#### MATERIAL FOR THIS TASK
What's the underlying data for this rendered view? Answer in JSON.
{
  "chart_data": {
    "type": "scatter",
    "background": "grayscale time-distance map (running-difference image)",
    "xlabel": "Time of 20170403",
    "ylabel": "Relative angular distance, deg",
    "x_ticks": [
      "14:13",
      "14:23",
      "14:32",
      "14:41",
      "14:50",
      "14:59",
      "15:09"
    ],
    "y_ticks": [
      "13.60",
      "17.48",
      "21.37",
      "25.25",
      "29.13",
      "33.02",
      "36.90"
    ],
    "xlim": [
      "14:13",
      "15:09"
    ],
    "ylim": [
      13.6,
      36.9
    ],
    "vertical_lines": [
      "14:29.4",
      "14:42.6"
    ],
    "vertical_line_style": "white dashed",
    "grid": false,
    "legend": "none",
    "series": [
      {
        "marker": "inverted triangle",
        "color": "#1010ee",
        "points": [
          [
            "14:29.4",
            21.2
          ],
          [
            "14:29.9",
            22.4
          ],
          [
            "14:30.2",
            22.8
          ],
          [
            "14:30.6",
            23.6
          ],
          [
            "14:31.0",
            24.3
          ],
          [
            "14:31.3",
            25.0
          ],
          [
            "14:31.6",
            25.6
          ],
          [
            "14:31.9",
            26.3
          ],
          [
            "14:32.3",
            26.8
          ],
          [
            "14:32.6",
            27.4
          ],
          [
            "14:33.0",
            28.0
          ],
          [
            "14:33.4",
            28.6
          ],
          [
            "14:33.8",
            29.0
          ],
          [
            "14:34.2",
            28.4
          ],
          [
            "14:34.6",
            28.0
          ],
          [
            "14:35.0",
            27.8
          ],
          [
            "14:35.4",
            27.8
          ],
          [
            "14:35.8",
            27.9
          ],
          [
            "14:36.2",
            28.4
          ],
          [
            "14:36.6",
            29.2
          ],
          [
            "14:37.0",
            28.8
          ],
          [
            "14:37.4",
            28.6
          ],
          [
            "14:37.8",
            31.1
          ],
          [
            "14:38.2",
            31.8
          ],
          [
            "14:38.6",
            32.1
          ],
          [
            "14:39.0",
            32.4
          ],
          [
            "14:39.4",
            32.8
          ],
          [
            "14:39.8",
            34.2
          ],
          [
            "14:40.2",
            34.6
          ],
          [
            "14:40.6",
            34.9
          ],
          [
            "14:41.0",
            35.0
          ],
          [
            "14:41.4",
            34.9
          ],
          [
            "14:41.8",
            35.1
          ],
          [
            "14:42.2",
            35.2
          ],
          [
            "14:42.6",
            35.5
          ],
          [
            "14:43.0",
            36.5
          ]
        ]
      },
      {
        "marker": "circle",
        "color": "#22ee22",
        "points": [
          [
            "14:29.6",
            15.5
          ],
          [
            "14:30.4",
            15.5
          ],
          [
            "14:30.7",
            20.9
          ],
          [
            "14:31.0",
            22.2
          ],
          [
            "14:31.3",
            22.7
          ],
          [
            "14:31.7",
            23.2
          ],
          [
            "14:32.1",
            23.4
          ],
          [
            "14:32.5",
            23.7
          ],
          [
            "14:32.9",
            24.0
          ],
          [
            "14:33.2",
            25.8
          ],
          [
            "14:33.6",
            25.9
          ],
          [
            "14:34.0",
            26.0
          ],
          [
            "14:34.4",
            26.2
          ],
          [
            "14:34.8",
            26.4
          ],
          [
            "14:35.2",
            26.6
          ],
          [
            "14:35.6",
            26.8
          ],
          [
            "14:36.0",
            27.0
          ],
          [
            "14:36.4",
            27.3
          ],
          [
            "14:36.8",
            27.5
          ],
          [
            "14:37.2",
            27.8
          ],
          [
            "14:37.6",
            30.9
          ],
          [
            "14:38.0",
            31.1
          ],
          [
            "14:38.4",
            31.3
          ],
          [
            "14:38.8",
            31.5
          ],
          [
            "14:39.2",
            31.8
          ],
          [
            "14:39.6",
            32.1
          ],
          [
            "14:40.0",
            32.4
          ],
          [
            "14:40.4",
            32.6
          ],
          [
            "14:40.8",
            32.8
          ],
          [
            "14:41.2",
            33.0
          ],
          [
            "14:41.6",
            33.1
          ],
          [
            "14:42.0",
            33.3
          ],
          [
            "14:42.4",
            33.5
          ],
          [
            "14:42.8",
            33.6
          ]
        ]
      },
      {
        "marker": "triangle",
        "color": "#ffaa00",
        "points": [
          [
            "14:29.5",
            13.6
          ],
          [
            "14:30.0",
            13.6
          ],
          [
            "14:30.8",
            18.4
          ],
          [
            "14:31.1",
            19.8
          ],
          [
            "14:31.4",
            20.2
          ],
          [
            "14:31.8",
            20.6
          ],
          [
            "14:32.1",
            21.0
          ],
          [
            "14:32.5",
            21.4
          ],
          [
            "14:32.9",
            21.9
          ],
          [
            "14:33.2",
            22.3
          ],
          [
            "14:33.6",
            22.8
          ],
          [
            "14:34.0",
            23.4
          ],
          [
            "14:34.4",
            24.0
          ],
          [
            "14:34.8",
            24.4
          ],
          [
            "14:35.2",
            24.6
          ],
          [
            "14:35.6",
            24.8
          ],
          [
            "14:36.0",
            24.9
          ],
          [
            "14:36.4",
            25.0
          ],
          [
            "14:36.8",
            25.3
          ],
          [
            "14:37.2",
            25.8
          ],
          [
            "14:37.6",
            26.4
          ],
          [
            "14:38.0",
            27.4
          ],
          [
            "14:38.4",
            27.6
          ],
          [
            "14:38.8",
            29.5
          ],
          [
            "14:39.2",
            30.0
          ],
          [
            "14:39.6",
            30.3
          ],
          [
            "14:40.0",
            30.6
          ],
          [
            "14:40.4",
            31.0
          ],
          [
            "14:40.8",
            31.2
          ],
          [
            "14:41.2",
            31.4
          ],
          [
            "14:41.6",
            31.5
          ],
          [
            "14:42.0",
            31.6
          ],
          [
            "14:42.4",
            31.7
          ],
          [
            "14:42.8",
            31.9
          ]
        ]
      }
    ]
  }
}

#### GIVEN REQUEST
Print every record exactly as it was given.

#### ANSWER TO THE EXERCISE
What's the underlying data for this rendered view? Answer in JSON.
{
  "chart_data": {
    "type": "scatter",
    "background": "grayscale time-distance map (running-difference image)",
    "xlabel": "Time of 20170403",
    "ylabel": "Relative angular distance, deg",
    "x_ticks": [
      "14:13",
      "14:23",
      "14:32",
      "14:41",
      "14:50",
      "14:59",
      "15:09"
    ],
    "y_ticks": [
      "13.60",
      "17.48",
      "21.37",
      "25.25",
      "29.13",
      "33.02",
      "36.90"
    ],
    "xlim": [
      "14:13",
      "15:09"
    ],
    "ylim": [
      13.6,
      36.9
    ],
    "vertical_lines": [
      "14:29.4",
      "14:42.6"
    ],
    "vertical_line_style": "white dashed",
    "grid": false,
    "legend": "none",
    "series": [
      {
        "marker": "inverted triangle",
        "color": "#1010ee",
        "points": [
          [
            "14:29.4",
            21.2
          ],
          [
            "14:29.9",
            22.4
          ],
          [
            "14:30.2",
            22.8
          ],
          [
            "14:30.6",
            23.6
          ],
          [
            "14:31.0",
            24.3
          ],
          [
            "14:31.3",
            25.0
          ],
          [
            "14:31.6",
            25.6
          ],
          [
            "14:31.9",
            26.3
          ],
          [
            "14:32.3",
            26.8
          ],
          [
            "14:32.6",
            27.4
          ],
          [
            "14:33.0",
            28.0
          ],
          [
            "14:33.4",
            28.6
          ],
          [
            "14:33.8",
            29.0
          ],
          [
            "14:34.2",
            28.4
          ],
          [
            "14:34.6",
            28.0
          ],
          [
            "14:35.0",
            27.8
          ],
          [
            "14:35.4",
            27.8
          ],
          [
            "14:35.8",
            27.9
          ],
          [
            "14:36.2",
            28.4
          ],
          [
            "14:36.6",
            29.2
          ],
          [
            "14:37.0",
            28.8
          ],
          [
            "14:37.4",
            28.6
          ],
          [
            "14:37.8",
            31.1
          ],
          [
            "14:38.2",
            31.8
          ],
          [
            "14:38.6",
            32.1
          ],
          [
            "14:39.0",
            32.4
          ],
          [
            "14:39.4",
            32.8
          ],
          [
            "14:39.8",
            34.2
          ],
          [
            "14:40.2",
            34.6
          ],
          [
            "14:40.6",
            34.9
          ],
          [
            "14:41.0",
            35.0
          ],
          [
            "14:41.4",
            34.9
          ],
          [
            "14:41.8",
            35.1
          ],
          [
            "14:42.2",
            35.2
          ],
          [
            "14:42.6",
            35.5
          ],
          [
            "14:43.0",
            36.5
          ]
        ]
      },
      {
        "marker": "circle",
        "color": "#22ee22",
        "points": [
          [
            "14:29.6",
            15.5
          ],
          [
            "14:30.4",
            15.5
          ],
          [
            "14:30.7",
            20.9
          ],
          [
            "14:31.0",
            22.2
          ],
          [
            "14:31.3",
            22.7
          ],
          [
            "14:31.7",
            23.2
          ],
          [
            "14:32.1",
            23.4
          ],
          [
            "14:32.5",
            23.7
          ],
          [
            "14:32.9",
            24.0
          ],
          [
            "14:33.2",
            25.8
          ],
          [
            "14:33.6",
            25.9
          ],
          [
            "14:34.0",
            26.0
          ],
          [
            "14:34.4",
            26.2
          ],
          [
            "14:34.8",
            26.4
          ],
          [
            "14:35.2",
            26.6
          ],
          [
            "14:35.6",
            26.8
          ],
          [
            "14:36.0",
            27.0
          ],
          [
            "14:36.4",
            27.3
          ],
          [
            "14:36.8",
            27.5
          ],
          [
            "14:37.2",
            27.8
          ],
          [
            "14:37.6",
            30.9
          ],
          [
            "14:38.0",
            31.1
          ],
          [
            "14:38.4",
            31.3
          ],
          [
            "14:38.8",
            31.5
          ],
          [
            "14:39.2",
            31.8
          ],
          [
            "14:39.6",
            32.1
          ],
          [
            "14:40.0",
            32.4
          ],
          [
            "14:40.4",
            32.6
          ],
          [
            "14:40.8",
            32.8
          ],
          [
            "14:41.2",
            33.0
          ],
          [
            "14:41.6",
            33.1
          ],
          [
            "14:42.0",
            33.3
          ],
          [
            "14:42.4",
            33.5
          ],
          [
            "14:42.8",
            33.6
          ]
        ]
      },
      {
        "marker": "triangle",
        "color": "#ffaa00",
        "points": [
          [
            "14:29.5",
            13.6
          ],
          [
            "14:30.0",
            13.6
          ],
          [
            "14:30.8",
            18.4
          ],
          [
            "14:31.1",
            19.8
          ],
          [
            "14:31.4",
            20.2
          ],
          [
            "14:31.8",
            20.6
          ],
          [
            "14:32.1",
            21.0
          ],
          [
            "14:32.5",
            21.4
          ],
          [
            "14:32.9",
            21.9
          ],
          [
            "14:33.2",
            22.3
          ],
          [
            "14:33.6",
            22.8
          ],
          [
            "14:34.0",
            23.4
          ],
          [
            "14:34.4",
            24.0
          ],
          [
            "14:34.8",
            24.4
          ],
          [
            "14:35.2",
            24.6
          ],
          [
            "14:35.6",
            24.8
          ],
          [
            "14:36.0",
            24.9
          ],
          [
            "14:36.4",
            25.0
          ],
          [
            "14:36.8",
            25.3
          ],
          [
            "14:37.2",
            25.8
          ],
          [
            "14:37.6",
            26.4
          ],
          [
            "14:38.0",
            27.4
          ],
          [
            "14:38.4",
            27.6
          ],
          [
            "14:38.8",
            29.5
          ],
          [
            "14:39.2",
            30.0
          ],
          [
            "14:39.6",
            30.3
          ],
          [
            "14:40.0",
            30.6
          ],
          [
            "14:40.4",
            31.0
          ],
          [
            "14:40.8",
            31.2
          ],
          [
            "14:41.2",
            31.4
          ],
          [
            "14:41.6",
            31.5
          ],
          [
            "14:42.0",
            31.6
          ],
          [
            "14:42.4",
            31.7
          ],
          [
            "14:42.8",
            31.9
          ]
        ]
      }
    ]
  }
}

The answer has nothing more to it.